Pick out each line of the records in which the word "Inca" appears.

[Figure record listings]
•••
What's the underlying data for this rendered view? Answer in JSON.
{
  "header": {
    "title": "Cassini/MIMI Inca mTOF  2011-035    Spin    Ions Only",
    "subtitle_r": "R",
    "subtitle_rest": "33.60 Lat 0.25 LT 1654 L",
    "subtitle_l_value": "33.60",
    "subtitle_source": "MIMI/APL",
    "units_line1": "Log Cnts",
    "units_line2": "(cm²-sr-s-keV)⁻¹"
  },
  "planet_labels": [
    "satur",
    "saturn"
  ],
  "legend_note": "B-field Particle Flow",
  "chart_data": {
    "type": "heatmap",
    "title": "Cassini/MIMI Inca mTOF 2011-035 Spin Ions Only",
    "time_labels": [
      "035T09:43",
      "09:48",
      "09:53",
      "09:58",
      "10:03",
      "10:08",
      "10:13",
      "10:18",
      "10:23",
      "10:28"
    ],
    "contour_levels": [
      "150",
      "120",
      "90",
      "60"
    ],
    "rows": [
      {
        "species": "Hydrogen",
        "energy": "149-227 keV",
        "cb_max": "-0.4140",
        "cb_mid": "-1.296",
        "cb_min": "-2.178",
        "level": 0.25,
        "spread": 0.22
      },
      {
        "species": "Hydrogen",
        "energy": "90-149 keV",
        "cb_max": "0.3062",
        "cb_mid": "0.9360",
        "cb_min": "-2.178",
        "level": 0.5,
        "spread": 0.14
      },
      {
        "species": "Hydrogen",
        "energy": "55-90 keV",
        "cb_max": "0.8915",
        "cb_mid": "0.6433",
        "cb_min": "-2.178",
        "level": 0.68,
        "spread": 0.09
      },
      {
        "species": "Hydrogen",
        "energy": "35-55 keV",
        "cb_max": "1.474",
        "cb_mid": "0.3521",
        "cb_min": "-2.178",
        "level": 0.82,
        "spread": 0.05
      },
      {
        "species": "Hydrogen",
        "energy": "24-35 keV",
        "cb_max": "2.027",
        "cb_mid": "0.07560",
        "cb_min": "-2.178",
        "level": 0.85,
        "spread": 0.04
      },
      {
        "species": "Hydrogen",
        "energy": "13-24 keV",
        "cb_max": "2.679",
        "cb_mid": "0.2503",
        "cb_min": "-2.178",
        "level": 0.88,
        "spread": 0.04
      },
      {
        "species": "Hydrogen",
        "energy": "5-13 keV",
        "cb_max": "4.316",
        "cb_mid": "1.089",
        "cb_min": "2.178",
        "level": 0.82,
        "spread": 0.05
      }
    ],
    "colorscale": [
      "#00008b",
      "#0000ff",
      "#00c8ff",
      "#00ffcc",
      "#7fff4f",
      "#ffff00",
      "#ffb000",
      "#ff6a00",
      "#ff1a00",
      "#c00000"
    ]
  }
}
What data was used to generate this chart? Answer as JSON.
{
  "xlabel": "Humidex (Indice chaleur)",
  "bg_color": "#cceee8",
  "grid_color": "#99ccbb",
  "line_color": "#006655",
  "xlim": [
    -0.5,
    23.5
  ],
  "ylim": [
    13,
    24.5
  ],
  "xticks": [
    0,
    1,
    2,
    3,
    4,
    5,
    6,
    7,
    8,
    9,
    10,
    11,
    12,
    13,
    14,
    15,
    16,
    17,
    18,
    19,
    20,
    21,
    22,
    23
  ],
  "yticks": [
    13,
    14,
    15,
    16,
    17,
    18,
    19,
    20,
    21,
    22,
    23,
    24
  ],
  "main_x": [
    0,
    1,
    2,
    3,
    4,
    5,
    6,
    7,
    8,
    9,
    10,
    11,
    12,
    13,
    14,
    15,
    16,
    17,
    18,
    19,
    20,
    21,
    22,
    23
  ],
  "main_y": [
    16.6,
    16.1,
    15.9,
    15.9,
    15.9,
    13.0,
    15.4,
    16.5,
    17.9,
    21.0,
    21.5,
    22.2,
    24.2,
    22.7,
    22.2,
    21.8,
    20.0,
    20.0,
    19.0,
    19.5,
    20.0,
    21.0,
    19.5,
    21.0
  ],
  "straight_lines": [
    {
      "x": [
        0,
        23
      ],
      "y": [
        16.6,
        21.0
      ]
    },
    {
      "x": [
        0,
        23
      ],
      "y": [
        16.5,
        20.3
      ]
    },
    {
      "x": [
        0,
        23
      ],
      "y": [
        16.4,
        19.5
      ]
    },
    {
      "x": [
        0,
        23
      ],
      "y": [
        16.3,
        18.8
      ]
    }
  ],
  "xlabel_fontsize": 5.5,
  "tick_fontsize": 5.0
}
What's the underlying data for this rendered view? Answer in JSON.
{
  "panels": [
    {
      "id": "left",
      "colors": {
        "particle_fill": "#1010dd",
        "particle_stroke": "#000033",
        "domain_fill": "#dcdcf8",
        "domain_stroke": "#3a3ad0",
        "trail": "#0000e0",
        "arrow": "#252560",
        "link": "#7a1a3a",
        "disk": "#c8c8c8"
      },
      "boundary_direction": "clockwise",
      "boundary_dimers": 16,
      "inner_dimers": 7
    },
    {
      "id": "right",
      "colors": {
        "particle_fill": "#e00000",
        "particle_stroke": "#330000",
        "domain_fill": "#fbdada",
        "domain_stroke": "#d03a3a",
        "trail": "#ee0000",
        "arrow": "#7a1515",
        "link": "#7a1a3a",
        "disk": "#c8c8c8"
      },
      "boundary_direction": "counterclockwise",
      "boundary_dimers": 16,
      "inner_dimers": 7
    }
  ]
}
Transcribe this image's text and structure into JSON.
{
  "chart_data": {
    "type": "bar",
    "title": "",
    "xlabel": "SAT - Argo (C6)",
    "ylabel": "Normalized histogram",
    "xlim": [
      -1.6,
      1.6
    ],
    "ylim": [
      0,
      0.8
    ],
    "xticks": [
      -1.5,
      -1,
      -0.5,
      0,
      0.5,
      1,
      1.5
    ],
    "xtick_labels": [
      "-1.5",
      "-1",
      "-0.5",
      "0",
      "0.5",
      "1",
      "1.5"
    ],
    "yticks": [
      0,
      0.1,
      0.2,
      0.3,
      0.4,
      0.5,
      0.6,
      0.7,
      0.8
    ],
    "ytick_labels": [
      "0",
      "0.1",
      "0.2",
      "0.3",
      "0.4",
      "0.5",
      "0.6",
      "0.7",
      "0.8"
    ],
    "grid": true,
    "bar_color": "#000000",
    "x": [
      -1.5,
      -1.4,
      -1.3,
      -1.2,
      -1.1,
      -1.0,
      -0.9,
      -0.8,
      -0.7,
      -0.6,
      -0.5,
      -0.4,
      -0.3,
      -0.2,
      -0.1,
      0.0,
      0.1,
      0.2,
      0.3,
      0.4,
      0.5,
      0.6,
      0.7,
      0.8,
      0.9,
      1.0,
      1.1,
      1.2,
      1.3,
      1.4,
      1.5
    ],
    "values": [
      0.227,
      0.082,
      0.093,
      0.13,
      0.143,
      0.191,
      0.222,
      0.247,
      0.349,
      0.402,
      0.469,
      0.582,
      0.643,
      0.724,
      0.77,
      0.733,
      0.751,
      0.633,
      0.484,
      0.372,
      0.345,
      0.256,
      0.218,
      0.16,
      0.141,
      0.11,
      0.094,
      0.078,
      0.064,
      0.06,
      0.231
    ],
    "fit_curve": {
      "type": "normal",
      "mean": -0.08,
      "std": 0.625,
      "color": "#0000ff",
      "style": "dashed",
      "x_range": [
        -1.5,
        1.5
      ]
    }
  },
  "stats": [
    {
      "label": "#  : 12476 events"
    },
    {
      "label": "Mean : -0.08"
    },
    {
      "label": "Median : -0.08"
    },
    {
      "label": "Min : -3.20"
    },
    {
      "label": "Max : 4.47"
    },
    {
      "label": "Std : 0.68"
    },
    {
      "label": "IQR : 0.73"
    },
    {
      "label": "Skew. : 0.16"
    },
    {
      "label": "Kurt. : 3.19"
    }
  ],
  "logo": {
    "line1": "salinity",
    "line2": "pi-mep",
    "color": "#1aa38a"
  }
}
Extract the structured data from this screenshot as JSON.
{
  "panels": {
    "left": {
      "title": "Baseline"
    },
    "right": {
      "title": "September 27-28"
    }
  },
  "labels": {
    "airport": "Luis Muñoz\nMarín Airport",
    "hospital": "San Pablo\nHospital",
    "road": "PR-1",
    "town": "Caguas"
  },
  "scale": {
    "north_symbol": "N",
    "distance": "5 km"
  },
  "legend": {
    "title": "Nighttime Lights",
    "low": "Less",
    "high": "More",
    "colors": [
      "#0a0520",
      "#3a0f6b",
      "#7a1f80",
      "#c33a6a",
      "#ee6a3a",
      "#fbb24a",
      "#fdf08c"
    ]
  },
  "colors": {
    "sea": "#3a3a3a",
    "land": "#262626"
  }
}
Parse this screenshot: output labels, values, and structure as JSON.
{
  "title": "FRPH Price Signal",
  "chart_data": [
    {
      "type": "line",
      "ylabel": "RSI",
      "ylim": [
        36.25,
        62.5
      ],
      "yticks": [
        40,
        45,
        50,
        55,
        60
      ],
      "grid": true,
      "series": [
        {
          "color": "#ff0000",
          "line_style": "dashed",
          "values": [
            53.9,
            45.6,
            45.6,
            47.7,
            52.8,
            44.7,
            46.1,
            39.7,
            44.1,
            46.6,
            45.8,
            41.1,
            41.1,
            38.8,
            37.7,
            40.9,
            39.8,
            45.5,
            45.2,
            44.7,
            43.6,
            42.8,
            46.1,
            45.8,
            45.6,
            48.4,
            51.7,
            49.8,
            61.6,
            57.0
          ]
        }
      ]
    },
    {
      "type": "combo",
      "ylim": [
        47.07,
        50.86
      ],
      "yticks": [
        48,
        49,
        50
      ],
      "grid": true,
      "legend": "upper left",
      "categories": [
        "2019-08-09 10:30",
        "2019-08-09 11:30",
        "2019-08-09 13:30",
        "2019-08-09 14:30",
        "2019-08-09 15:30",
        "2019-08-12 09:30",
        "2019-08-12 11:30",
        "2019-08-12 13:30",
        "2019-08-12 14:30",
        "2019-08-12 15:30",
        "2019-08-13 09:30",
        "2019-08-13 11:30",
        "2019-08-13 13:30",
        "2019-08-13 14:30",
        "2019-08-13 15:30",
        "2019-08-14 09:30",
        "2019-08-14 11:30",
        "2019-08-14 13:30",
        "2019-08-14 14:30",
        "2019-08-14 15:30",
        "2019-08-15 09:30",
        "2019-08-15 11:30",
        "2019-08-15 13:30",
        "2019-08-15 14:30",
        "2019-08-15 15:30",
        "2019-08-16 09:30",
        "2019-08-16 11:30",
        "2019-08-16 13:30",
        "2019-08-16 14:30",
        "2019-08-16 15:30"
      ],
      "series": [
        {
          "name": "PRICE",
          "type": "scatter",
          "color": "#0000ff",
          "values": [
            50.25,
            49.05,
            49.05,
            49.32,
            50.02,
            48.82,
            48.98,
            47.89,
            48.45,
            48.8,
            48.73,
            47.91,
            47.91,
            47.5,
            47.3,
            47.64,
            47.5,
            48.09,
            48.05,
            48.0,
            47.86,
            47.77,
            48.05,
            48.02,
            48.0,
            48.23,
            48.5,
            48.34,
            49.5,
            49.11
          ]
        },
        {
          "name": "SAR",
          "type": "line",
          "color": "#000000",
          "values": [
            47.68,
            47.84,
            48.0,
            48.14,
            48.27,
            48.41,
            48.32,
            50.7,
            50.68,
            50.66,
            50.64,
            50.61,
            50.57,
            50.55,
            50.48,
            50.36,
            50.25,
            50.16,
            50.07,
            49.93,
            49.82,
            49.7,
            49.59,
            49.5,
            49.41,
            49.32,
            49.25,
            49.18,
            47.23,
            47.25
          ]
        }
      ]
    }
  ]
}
•••
→ **ANSWER FOR THIS EXERCISE**
    "title": "Cassini/MIMI Inca mTOF  2011-035    Spin    Ions Only",
    "title": "Cassini/MIMI Inca mTOF 2011-035 Spin Ions Only",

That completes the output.